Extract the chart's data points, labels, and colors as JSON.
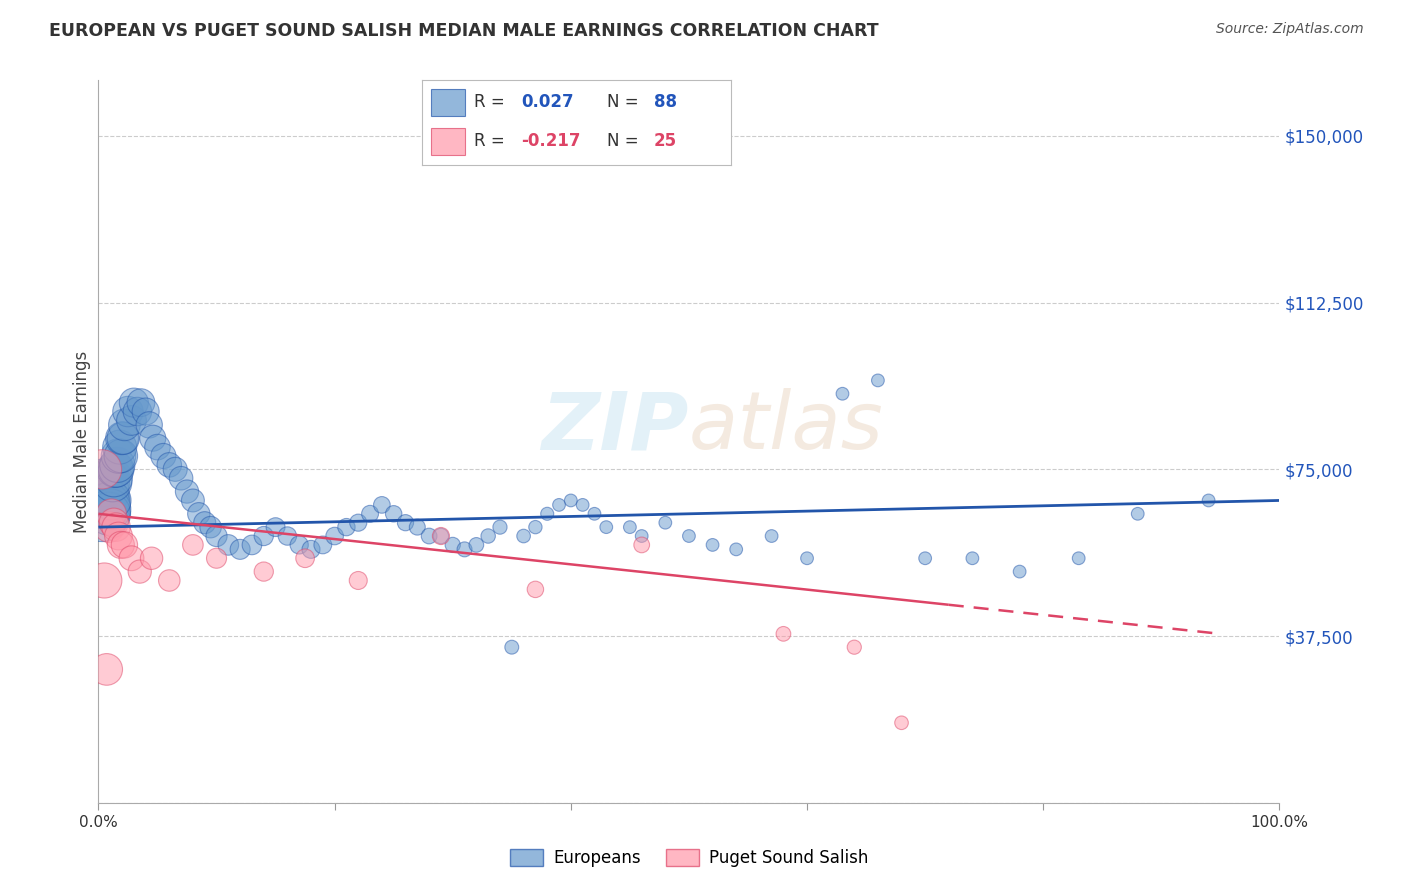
{
  "title": "EUROPEAN VS PUGET SOUND SALISH MEDIAN MALE EARNINGS CORRELATION CHART",
  "source": "Source: ZipAtlas.com",
  "ylabel": "Median Male Earnings",
  "watermark": "ZIPatlas",
  "xlim": [
    0.0,
    1.0
  ],
  "ylim": [
    0,
    162500
  ],
  "yticks": [
    0,
    37500,
    75000,
    112500,
    150000
  ],
  "ytick_labels": [
    "",
    "$37,500",
    "$75,000",
    "$112,500",
    "$150,000"
  ],
  "xticks": [
    0.0,
    0.2,
    0.4,
    0.6,
    0.8,
    1.0
  ],
  "xtick_labels": [
    "0.0%",
    "",
    "",
    "",
    "",
    "100.0%"
  ],
  "legend_blue_r": "0.027",
  "legend_blue_n": "88",
  "legend_pink_r": "-0.217",
  "legend_pink_n": "25",
  "legend_label_blue": "Europeans",
  "legend_label_pink": "Puget Sound Salish",
  "blue_color": "#6699cc",
  "pink_color": "#ff99aa",
  "trendline_blue_color": "#2255aa",
  "trendline_pink_color": "#dd4466",
  "background_color": "#ffffff",
  "grid_color": "#cccccc",
  "title_color": "#333333",
  "blue_x": [
    0.003,
    0.004,
    0.005,
    0.006,
    0.007,
    0.008,
    0.009,
    0.01,
    0.011,
    0.012,
    0.013,
    0.014,
    0.015,
    0.016,
    0.017,
    0.018,
    0.019,
    0.02,
    0.021,
    0.022,
    0.025,
    0.028,
    0.03,
    0.033,
    0.036,
    0.04,
    0.043,
    0.046,
    0.05,
    0.055,
    0.06,
    0.065,
    0.07,
    0.075,
    0.08,
    0.085,
    0.09,
    0.095,
    0.1,
    0.11,
    0.12,
    0.13,
    0.14,
    0.15,
    0.16,
    0.17,
    0.18,
    0.19,
    0.2,
    0.21,
    0.22,
    0.23,
    0.24,
    0.25,
    0.26,
    0.27,
    0.28,
    0.29,
    0.3,
    0.31,
    0.32,
    0.33,
    0.34,
    0.35,
    0.36,
    0.37,
    0.38,
    0.39,
    0.4,
    0.41,
    0.42,
    0.43,
    0.45,
    0.46,
    0.48,
    0.5,
    0.52,
    0.54,
    0.57,
    0.6,
    0.63,
    0.66,
    0.7,
    0.74,
    0.78,
    0.83,
    0.88,
    0.94
  ],
  "blue_y": [
    65000,
    68000,
    70000,
    72000,
    68000,
    67000,
    65000,
    66000,
    68000,
    72000,
    73000,
    75000,
    75000,
    76000,
    78000,
    80000,
    78000,
    82000,
    82000,
    85000,
    88000,
    86000,
    90000,
    88000,
    90000,
    88000,
    85000,
    82000,
    80000,
    78000,
    76000,
    75000,
    73000,
    70000,
    68000,
    65000,
    63000,
    62000,
    60000,
    58000,
    57000,
    58000,
    60000,
    62000,
    60000,
    58000,
    57000,
    58000,
    60000,
    62000,
    63000,
    65000,
    67000,
    65000,
    63000,
    62000,
    60000,
    60000,
    58000,
    57000,
    58000,
    60000,
    62000,
    35000,
    60000,
    62000,
    65000,
    67000,
    68000,
    67000,
    65000,
    62000,
    62000,
    60000,
    63000,
    60000,
    58000,
    57000,
    60000,
    55000,
    92000,
    95000,
    55000,
    55000,
    52000,
    55000,
    65000,
    68000
  ],
  "blue_size": [
    400,
    350,
    320,
    300,
    280,
    260,
    240,
    220,
    200,
    190,
    180,
    170,
    165,
    160,
    155,
    150,
    145,
    140,
    135,
    130,
    120,
    115,
    110,
    105,
    100,
    95,
    90,
    88,
    85,
    82,
    78,
    75,
    72,
    70,
    68,
    65,
    63,
    60,
    58,
    55,
    52,
    50,
    48,
    46,
    44,
    43,
    42,
    41,
    40,
    39,
    38,
    37,
    36,
    35,
    34,
    33,
    32,
    31,
    30,
    29,
    28,
    27,
    26,
    25,
    24,
    23,
    22,
    21,
    21,
    21,
    21,
    21,
    21,
    21,
    21,
    21,
    21,
    21,
    21,
    21,
    21,
    21,
    21,
    21,
    21,
    21,
    21,
    21
  ],
  "pink_x": [
    0.003,
    0.005,
    0.007,
    0.009,
    0.011,
    0.013,
    0.015,
    0.017,
    0.019,
    0.022,
    0.028,
    0.035,
    0.045,
    0.06,
    0.08,
    0.1,
    0.14,
    0.175,
    0.22,
    0.29,
    0.37,
    0.46,
    0.58,
    0.64,
    0.68
  ],
  "pink_y": [
    75000,
    50000,
    30000,
    62000,
    65000,
    63000,
    62000,
    60000,
    58000,
    58000,
    55000,
    52000,
    55000,
    50000,
    58000,
    55000,
    52000,
    55000,
    50000,
    60000,
    48000,
    58000,
    38000,
    35000,
    18000
  ],
  "pink_size": [
    200,
    160,
    130,
    120,
    115,
    110,
    105,
    100,
    95,
    90,
    80,
    70,
    65,
    60,
    55,
    52,
    48,
    45,
    42,
    38,
    35,
    32,
    28,
    26,
    24
  ],
  "blue_trendline_x": [
    0.0,
    1.0
  ],
  "blue_trendline_y": [
    62000,
    68000
  ],
  "pink_trendline_x": [
    0.0,
    0.95
  ],
  "pink_trendline_y": [
    65000,
    38000
  ]
}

+ + + +

» **Instructions to follow**: Write out every line above exactly as it is, leaving out the pictures.

» **Response to this exercise**:
Extract the chart's data points, labels, and colors as JSON.
{
  "title": "EUROPEAN VS PUGET SOUND SALISH MEDIAN MALE EARNINGS CORRELATION CHART",
  "source": "Source: ZipAtlas.com",
  "ylabel": "Median Male Earnings",
  "watermark": "ZIPatlas",
  "xlim": [
    0.0,
    1.0
  ],
  "ylim": [
    0,
    162500
  ],
  "yticks": [
    0,
    37500,
    75000,
    112500,
    150000
  ],
  "ytick_labels": [
    "",
    "$37,500",
    "$75,000",
    "$112,500",
    "$150,000"
  ],
  "xticks": [
    0.0,
    0.2,
    0.4,
    0.6,
    0.8,
    1.0
  ],
  "xtick_labels": [
    "0.0%",
    "",
    "",
    "",
    "",
    "100.0%"
  ],
  "legend_blue_r": "0.027",
  "legend_blue_n": "88",
  "legend_pink_r": "-0.217",
  "legend_pink_n": "25",
  "legend_label_blue": "Europeans",
  "legend_label_pink": "Puget Sound Salish",
  "blue_color": "#6699cc",
  "pink_color": "#ff99aa",
  "trendline_blue_color": "#2255aa",
  "trendline_pink_color": "#dd4466",
  "background_color": "#ffffff",
  "grid_color": "#cccccc",
  "title_color": "#333333",
  "blue_x": [
    0.003,
    0.004,
    0.005,
    0.006,
    0.007,
    0.008,
    0.009,
    0.01,
    0.011,
    0.012,
    0.013,
    0.014,
    0.015,
    0.016,
    0.017,
    0.018,
    0.019,
    0.02,
    0.021,
    0.022,
    0.025,
    0.028,
    0.03,
    0.033,
    0.036,
    0.04,
    0.043,
    0.046,
    0.05,
    0.055,
    0.06,
    0.065,
    0.07,
    0.075,
    0.08,
    0.085,
    0.09,
    0.095,
    0.1,
    0.11,
    0.12,
    0.13,
    0.14,
    0.15,
    0.16,
    0.17,
    0.18,
    0.19,
    0.2,
    0.21,
    0.22,
    0.23,
    0.24,
    0.25,
    0.26,
    0.27,
    0.28,
    0.29,
    0.3,
    0.31,
    0.32,
    0.33,
    0.34,
    0.35,
    0.36,
    0.37,
    0.38,
    0.39,
    0.4,
    0.41,
    0.42,
    0.43,
    0.45,
    0.46,
    0.48,
    0.5,
    0.52,
    0.54,
    0.57,
    0.6,
    0.63,
    0.66,
    0.7,
    0.74,
    0.78,
    0.83,
    0.88,
    0.94
  ],
  "blue_y": [
    65000,
    68000,
    70000,
    72000,
    68000,
    67000,
    65000,
    66000,
    68000,
    72000,
    73000,
    75000,
    75000,
    76000,
    78000,
    80000,
    78000,
    82000,
    82000,
    85000,
    88000,
    86000,
    90000,
    88000,
    90000,
    88000,
    85000,
    82000,
    80000,
    78000,
    76000,
    75000,
    73000,
    70000,
    68000,
    65000,
    63000,
    62000,
    60000,
    58000,
    57000,
    58000,
    60000,
    62000,
    60000,
    58000,
    57000,
    58000,
    60000,
    62000,
    63000,
    65000,
    67000,
    65000,
    63000,
    62000,
    60000,
    60000,
    58000,
    57000,
    58000,
    60000,
    62000,
    35000,
    60000,
    62000,
    65000,
    67000,
    68000,
    67000,
    65000,
    62000,
    62000,
    60000,
    63000,
    60000,
    58000,
    57000,
    60000,
    55000,
    92000,
    95000,
    55000,
    55000,
    52000,
    55000,
    65000,
    68000
  ],
  "blue_size": [
    400,
    350,
    320,
    300,
    280,
    260,
    240,
    220,
    200,
    190,
    180,
    170,
    165,
    160,
    155,
    150,
    145,
    140,
    135,
    130,
    120,
    115,
    110,
    105,
    100,
    95,
    90,
    88,
    85,
    82,
    78,
    75,
    72,
    70,
    68,
    65,
    63,
    60,
    58,
    55,
    52,
    50,
    48,
    46,
    44,
    43,
    42,
    41,
    40,
    39,
    38,
    37,
    36,
    35,
    34,
    33,
    32,
    31,
    30,
    29,
    28,
    27,
    26,
    25,
    24,
    23,
    22,
    21,
    21,
    21,
    21,
    21,
    21,
    21,
    21,
    21,
    21,
    21,
    21,
    21,
    21,
    21,
    21,
    21,
    21,
    21,
    21,
    21
  ],
  "pink_x": [
    0.003,
    0.005,
    0.007,
    0.009,
    0.011,
    0.013,
    0.015,
    0.017,
    0.019,
    0.022,
    0.028,
    0.035,
    0.045,
    0.06,
    0.08,
    0.1,
    0.14,
    0.175,
    0.22,
    0.29,
    0.37,
    0.46,
    0.58,
    0.64,
    0.68
  ],
  "pink_y": [
    75000,
    50000,
    30000,
    62000,
    65000,
    63000,
    62000,
    60000,
    58000,
    58000,
    55000,
    52000,
    55000,
    50000,
    58000,
    55000,
    52000,
    55000,
    50000,
    60000,
    48000,
    58000,
    38000,
    35000,
    18000
  ],
  "pink_size": [
    200,
    160,
    130,
    120,
    115,
    110,
    105,
    100,
    95,
    90,
    80,
    70,
    65,
    60,
    55,
    52,
    48,
    45,
    42,
    38,
    35,
    32,
    28,
    26,
    24
  ],
  "blue_trendline_x": [
    0.0,
    1.0
  ],
  "blue_trendline_y": [
    62000,
    68000
  ],
  "pink_trendline_x": [
    0.0,
    0.95
  ],
  "pink_trendline_y": [
    65000,
    38000
  ]
}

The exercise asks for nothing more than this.